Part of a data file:

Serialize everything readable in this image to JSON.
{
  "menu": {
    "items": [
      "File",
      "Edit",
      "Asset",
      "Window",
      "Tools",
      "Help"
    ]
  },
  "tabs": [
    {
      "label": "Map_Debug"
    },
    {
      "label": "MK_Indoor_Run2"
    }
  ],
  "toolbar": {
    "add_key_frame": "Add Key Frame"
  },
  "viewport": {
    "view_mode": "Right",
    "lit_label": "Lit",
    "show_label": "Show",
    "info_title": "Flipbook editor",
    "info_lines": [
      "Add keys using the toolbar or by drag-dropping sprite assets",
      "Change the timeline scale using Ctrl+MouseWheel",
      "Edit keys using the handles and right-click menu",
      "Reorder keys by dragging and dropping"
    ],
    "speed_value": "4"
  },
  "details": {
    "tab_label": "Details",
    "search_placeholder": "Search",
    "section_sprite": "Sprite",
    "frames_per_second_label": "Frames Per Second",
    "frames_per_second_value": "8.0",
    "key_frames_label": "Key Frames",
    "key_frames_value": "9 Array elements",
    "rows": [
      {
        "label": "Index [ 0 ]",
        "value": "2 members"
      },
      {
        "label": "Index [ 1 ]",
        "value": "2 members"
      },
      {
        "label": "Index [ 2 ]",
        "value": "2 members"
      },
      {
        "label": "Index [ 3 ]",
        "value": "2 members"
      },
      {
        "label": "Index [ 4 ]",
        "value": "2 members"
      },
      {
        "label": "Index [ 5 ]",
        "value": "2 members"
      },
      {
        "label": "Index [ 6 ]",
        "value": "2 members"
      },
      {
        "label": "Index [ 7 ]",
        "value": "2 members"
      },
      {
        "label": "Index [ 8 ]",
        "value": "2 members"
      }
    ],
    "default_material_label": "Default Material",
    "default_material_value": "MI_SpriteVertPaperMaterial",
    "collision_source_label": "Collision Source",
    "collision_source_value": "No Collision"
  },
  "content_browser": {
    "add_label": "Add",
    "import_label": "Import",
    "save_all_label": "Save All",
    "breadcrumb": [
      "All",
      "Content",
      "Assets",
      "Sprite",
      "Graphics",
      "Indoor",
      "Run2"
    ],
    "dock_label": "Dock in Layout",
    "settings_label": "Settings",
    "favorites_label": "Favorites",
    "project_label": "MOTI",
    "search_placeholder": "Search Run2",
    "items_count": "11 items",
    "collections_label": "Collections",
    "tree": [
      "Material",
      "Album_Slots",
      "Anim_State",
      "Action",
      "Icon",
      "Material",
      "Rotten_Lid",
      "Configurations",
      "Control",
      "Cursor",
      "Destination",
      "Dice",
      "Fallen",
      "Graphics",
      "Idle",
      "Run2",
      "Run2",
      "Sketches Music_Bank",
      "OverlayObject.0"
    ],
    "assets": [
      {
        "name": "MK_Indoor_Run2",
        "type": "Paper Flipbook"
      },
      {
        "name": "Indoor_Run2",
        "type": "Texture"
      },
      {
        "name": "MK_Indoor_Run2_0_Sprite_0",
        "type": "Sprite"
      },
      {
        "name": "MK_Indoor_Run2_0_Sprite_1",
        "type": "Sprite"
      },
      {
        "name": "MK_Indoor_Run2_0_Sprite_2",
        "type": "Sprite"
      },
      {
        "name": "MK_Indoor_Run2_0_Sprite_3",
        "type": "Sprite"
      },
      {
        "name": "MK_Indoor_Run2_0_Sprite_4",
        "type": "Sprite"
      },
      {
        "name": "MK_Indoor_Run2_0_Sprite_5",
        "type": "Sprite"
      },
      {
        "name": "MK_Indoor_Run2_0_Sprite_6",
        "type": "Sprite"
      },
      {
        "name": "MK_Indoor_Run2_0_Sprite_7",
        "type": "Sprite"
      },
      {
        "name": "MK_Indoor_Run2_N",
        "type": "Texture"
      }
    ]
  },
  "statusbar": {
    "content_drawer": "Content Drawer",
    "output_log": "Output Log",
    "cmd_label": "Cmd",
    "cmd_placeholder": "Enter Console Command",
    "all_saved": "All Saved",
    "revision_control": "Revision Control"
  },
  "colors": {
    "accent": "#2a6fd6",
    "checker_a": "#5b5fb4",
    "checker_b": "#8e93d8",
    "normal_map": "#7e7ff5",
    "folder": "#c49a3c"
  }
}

...

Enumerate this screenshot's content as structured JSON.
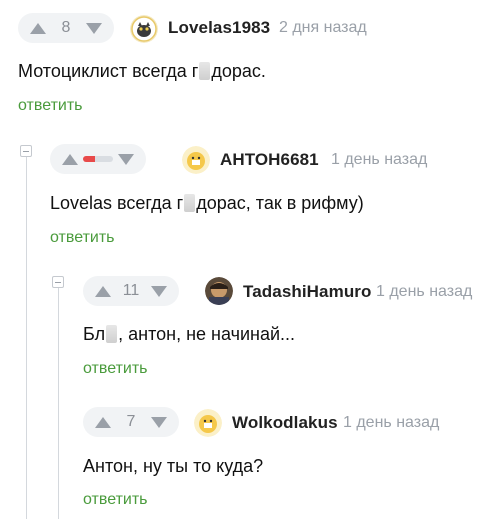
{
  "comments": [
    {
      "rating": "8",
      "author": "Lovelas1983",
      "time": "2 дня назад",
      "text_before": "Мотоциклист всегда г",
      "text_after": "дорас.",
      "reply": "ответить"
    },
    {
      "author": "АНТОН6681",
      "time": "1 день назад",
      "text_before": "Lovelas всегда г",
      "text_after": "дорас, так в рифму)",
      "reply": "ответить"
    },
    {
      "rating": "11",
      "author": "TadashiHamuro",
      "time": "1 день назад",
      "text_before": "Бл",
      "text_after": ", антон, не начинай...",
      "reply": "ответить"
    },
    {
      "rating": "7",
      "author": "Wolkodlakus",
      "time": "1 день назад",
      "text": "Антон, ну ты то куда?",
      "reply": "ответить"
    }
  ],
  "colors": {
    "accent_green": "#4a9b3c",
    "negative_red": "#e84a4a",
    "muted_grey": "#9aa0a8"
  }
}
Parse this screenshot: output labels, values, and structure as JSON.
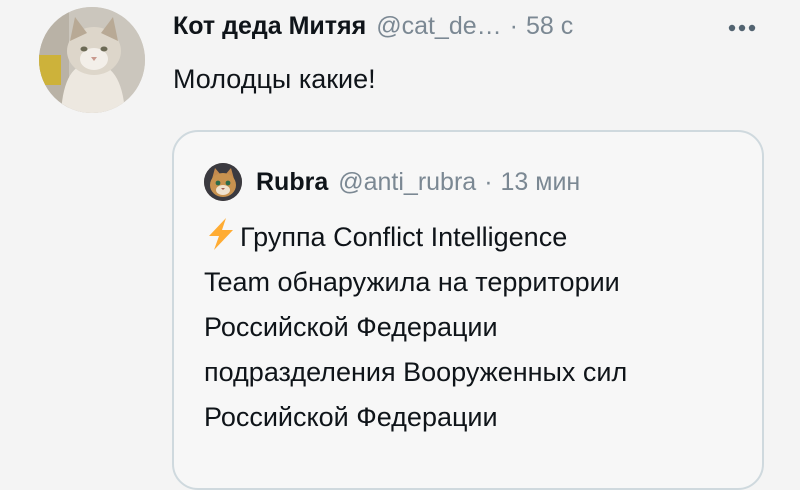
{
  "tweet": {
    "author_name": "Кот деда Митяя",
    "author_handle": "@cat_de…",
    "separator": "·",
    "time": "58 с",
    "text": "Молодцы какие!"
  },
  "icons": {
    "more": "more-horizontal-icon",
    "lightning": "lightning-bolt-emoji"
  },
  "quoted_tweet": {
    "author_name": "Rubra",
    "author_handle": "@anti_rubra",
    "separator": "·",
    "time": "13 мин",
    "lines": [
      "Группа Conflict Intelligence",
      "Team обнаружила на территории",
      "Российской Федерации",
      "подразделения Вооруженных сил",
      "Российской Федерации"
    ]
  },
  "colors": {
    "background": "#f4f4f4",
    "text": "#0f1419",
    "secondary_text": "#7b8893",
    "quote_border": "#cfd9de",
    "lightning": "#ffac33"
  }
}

• Job:
Tally how many lines of the material contain the word "всегда". The answer must be the number and nothing else.

• Correct output:
2